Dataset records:
━━━━
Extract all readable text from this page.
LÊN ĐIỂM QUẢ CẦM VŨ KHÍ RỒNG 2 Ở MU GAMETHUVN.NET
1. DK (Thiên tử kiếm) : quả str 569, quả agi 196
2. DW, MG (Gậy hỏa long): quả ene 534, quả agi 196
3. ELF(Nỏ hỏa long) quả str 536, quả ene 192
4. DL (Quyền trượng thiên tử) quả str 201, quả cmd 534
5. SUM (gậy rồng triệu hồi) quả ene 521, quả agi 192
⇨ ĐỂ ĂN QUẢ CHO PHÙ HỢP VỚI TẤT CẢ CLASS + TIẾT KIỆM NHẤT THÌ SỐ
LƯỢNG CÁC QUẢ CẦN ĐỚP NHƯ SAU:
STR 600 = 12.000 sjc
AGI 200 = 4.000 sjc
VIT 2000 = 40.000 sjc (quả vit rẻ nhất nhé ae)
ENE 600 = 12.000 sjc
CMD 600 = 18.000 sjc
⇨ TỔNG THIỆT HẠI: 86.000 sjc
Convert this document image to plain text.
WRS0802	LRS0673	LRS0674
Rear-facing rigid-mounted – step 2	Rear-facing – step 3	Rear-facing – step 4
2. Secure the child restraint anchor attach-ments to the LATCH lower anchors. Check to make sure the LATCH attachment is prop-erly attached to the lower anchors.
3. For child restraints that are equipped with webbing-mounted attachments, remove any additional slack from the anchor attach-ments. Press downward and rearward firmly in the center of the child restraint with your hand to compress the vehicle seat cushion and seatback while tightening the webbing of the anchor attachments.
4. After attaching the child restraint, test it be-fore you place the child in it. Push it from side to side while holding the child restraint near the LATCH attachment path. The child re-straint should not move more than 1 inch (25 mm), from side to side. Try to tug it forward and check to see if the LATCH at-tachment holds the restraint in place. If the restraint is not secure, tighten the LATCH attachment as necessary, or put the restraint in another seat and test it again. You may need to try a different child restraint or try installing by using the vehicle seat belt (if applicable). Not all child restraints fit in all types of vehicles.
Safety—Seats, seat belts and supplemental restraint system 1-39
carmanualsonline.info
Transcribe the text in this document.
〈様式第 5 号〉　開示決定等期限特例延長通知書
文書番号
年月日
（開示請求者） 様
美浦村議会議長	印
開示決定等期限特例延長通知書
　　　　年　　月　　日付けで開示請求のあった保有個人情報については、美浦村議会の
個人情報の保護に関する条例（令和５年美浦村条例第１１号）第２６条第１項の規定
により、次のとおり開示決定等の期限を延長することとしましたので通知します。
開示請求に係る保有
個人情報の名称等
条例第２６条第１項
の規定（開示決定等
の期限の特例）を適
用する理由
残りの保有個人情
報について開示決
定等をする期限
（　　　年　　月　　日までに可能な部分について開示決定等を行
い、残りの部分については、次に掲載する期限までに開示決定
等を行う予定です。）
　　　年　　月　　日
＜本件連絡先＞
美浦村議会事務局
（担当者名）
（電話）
━━━━
_Instructions to follow_.
Pull out every line containing "開示決定等期限特例延長通知書".

_Solution for this task_.
〈様式第 5 号〉　開示決定等期限特例延長通知書
開示決定等期限特例延長通知書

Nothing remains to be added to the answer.